### WORK REQUIRED
Check each line below for the word "placed", and copy those that have it.

Stored items from a collection:
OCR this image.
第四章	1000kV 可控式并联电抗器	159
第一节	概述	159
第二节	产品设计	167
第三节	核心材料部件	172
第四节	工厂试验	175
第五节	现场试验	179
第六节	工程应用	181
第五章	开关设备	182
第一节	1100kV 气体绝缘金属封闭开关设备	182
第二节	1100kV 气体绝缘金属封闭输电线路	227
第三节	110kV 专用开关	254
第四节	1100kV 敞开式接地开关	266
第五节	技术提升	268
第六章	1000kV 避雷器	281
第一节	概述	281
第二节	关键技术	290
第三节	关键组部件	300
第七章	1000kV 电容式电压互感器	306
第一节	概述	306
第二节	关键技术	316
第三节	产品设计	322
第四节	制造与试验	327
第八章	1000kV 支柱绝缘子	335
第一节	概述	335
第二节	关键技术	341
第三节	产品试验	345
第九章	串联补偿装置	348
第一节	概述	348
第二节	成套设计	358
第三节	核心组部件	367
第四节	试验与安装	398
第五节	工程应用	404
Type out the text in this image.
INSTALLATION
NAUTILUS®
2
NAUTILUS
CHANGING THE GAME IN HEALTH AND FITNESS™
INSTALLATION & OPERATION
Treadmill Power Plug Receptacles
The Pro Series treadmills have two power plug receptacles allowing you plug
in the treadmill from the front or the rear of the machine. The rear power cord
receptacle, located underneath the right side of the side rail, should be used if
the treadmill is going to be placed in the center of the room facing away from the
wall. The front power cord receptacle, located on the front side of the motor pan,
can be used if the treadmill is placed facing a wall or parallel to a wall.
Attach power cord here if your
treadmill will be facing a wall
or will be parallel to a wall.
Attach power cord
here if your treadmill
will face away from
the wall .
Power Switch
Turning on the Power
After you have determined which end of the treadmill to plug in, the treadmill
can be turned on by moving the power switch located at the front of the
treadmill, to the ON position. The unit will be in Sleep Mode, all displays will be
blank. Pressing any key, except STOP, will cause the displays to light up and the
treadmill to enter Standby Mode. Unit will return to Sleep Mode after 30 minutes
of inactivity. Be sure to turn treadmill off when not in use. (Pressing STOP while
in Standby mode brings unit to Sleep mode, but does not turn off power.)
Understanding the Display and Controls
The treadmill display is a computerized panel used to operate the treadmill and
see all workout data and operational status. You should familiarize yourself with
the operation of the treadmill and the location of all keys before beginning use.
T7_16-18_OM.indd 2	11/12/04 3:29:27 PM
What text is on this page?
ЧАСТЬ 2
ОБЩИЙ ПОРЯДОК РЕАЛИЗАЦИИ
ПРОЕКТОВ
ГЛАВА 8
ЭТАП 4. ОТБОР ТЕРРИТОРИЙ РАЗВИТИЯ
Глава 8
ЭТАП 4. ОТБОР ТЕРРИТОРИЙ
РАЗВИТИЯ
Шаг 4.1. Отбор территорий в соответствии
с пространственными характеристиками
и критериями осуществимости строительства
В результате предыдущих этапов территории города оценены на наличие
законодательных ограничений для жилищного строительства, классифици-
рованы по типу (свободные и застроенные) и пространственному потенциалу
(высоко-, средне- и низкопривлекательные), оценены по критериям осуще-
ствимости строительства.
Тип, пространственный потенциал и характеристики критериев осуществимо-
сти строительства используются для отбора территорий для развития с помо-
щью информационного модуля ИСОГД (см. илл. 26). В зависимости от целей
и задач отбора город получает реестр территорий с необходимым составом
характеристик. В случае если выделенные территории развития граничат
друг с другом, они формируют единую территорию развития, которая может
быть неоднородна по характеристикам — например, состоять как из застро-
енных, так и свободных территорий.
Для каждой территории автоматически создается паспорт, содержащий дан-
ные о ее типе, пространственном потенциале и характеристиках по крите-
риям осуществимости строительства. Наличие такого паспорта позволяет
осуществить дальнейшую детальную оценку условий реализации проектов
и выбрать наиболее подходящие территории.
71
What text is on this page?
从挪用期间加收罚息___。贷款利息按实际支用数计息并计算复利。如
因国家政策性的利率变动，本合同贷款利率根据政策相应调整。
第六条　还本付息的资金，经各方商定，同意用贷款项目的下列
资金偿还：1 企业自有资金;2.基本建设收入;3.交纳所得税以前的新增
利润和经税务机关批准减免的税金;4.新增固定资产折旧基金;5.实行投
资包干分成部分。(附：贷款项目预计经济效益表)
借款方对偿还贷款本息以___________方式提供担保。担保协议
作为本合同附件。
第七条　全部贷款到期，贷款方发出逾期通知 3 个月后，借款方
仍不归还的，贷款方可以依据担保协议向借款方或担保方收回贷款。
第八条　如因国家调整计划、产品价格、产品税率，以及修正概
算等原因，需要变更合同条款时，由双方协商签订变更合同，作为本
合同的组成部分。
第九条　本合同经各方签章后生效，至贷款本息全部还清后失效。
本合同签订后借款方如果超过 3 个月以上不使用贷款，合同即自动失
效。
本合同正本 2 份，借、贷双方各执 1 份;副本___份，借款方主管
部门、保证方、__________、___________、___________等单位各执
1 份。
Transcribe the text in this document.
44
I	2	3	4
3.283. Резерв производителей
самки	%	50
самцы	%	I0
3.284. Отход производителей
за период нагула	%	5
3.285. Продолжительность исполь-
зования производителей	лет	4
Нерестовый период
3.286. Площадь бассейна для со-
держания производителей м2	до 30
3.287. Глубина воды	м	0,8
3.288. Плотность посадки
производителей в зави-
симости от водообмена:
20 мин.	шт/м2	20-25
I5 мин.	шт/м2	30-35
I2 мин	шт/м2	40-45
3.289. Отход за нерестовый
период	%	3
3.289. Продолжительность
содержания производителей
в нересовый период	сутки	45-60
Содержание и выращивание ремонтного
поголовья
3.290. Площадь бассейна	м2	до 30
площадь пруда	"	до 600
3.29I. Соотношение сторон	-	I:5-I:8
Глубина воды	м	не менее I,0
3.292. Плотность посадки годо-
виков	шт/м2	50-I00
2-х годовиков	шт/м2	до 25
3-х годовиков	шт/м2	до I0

### RESULT FOR THIS TASK
the treadmill is going to be placed in the center of the room facing away from the
can be used if the treadmill is placed facing a wall or parallel to a wall.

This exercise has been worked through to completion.